* [TASK OBJECTIVE] Count every line that holds the string "Proximity", then give that number alone.

* [DATASET RECORDS]
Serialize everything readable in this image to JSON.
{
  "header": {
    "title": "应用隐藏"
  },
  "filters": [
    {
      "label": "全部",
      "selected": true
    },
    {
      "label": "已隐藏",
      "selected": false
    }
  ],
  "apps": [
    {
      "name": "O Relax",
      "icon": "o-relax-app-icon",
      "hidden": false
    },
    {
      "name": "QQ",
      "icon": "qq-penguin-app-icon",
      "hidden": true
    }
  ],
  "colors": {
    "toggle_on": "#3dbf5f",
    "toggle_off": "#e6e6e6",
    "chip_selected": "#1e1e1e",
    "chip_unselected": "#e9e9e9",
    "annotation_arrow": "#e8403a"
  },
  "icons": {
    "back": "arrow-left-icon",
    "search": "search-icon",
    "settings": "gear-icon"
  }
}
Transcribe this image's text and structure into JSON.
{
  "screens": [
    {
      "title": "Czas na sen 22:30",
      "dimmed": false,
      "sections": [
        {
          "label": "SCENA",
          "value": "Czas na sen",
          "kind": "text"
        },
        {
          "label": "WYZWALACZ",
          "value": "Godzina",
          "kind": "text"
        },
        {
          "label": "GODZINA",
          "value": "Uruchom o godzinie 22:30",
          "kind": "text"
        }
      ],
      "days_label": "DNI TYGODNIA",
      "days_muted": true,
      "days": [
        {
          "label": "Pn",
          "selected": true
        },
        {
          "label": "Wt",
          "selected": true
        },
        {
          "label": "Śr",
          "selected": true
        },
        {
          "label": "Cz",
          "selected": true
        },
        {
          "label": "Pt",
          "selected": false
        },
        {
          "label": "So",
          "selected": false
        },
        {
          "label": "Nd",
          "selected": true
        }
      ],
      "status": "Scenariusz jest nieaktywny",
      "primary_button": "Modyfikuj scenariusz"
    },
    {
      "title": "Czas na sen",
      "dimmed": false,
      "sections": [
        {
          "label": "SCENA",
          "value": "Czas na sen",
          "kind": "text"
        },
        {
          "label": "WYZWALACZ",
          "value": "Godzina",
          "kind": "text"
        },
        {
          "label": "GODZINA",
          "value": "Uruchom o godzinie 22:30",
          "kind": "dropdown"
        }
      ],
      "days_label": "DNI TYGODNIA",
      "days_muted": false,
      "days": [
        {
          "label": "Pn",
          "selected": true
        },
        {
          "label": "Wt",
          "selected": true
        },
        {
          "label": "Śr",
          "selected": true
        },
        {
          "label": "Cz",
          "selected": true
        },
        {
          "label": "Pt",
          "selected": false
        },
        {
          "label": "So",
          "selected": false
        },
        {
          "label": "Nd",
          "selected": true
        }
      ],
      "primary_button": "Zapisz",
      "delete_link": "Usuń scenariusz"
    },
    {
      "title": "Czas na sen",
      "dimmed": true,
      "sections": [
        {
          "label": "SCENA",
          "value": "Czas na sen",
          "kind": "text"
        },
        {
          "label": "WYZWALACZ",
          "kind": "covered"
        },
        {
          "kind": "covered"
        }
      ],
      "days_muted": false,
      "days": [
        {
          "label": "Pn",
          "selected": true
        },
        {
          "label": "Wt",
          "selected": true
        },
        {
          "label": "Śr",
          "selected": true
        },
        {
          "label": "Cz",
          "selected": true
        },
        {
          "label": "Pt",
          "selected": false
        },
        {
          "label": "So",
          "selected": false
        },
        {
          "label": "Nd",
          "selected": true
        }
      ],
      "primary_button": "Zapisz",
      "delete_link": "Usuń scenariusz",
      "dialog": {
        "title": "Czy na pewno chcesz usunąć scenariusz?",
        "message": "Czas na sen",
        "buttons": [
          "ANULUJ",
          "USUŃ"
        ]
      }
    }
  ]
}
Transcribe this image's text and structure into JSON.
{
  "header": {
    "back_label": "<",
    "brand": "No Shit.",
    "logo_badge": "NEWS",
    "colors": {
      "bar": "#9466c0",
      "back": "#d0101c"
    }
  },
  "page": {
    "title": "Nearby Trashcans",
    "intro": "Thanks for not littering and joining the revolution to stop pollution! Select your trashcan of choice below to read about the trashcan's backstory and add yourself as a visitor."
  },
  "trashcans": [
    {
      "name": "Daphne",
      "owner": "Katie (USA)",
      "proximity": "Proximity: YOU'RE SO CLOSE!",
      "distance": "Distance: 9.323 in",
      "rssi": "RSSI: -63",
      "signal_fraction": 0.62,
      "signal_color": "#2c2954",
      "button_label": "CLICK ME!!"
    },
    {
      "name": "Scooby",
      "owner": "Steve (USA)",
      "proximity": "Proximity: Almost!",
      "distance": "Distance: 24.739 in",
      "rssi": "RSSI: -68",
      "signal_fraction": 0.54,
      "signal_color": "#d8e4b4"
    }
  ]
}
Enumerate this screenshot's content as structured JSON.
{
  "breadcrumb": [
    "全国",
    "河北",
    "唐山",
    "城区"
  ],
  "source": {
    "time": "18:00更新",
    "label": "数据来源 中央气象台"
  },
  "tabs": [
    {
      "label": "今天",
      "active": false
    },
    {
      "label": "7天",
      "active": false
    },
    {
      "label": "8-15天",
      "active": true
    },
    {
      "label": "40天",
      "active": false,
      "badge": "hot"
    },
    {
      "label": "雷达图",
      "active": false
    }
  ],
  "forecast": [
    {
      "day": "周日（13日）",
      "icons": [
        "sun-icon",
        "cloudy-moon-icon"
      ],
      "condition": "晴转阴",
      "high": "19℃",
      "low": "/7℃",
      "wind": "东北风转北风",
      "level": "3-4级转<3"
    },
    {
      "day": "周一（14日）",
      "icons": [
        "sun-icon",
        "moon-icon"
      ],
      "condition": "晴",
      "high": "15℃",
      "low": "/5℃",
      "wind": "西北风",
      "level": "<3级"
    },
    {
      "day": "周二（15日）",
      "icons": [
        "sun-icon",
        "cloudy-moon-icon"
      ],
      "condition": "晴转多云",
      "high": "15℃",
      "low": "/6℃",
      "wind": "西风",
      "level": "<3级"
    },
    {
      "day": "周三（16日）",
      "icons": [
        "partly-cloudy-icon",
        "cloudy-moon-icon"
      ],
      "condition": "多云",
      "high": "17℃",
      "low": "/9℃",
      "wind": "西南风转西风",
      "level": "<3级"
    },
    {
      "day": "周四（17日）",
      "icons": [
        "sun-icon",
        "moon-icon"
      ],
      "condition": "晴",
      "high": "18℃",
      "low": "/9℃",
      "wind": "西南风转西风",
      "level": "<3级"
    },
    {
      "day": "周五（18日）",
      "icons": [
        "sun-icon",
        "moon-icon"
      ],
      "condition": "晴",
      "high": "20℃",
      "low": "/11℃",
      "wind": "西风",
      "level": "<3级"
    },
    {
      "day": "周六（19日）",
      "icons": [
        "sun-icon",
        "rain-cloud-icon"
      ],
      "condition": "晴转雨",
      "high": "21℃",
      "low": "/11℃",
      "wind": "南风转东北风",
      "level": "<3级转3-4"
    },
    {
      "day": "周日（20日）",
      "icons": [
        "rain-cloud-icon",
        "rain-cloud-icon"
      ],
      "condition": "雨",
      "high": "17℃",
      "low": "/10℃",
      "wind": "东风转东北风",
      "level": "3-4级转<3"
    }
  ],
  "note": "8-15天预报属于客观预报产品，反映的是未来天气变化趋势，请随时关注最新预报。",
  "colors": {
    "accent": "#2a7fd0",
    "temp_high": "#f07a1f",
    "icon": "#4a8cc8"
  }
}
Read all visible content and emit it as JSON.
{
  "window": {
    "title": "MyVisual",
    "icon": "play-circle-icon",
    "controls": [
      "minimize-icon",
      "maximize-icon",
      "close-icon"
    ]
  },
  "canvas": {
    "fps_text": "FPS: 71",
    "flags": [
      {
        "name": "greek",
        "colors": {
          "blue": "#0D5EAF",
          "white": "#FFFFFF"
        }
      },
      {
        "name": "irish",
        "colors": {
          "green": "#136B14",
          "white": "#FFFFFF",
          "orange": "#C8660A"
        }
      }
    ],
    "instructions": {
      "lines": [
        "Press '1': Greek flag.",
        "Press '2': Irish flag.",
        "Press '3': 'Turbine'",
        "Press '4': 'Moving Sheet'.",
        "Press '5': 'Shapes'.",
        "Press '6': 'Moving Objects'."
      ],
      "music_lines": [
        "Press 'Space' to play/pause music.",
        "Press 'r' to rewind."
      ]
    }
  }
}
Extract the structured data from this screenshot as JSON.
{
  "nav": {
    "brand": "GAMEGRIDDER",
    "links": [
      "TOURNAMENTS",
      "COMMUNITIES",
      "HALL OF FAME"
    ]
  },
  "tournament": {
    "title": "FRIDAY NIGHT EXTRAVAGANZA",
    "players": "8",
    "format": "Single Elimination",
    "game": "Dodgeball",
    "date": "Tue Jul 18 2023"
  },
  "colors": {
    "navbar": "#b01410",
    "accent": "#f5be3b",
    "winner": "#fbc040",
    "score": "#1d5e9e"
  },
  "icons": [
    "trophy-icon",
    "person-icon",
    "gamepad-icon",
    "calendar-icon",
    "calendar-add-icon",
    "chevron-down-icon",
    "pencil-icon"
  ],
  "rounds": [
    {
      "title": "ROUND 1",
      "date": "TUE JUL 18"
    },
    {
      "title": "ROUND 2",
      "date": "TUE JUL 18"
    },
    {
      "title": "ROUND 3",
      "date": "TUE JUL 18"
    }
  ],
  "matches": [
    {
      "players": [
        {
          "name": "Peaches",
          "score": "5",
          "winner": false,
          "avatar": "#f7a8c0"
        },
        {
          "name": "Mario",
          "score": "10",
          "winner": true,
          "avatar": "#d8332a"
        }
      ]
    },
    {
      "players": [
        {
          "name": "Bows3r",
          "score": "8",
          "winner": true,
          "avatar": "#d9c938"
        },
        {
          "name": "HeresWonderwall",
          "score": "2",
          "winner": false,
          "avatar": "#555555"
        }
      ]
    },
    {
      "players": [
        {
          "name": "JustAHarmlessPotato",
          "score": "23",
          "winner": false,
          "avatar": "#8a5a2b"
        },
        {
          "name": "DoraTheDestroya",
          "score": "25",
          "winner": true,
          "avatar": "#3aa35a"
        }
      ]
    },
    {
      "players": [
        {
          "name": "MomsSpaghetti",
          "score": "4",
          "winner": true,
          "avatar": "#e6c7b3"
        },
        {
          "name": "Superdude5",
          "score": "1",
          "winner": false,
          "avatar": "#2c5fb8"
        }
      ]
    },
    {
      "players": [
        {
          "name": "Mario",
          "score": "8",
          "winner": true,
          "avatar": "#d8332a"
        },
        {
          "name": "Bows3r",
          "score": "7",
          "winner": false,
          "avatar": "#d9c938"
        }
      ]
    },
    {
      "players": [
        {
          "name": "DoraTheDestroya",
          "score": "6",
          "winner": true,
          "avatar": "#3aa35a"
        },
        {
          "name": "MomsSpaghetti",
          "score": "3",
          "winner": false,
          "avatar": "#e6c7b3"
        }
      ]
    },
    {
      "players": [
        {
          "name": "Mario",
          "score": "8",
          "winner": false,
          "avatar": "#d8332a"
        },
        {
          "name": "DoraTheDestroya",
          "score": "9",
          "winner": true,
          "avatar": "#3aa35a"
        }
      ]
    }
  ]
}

* [OUTPUT BELOW] 2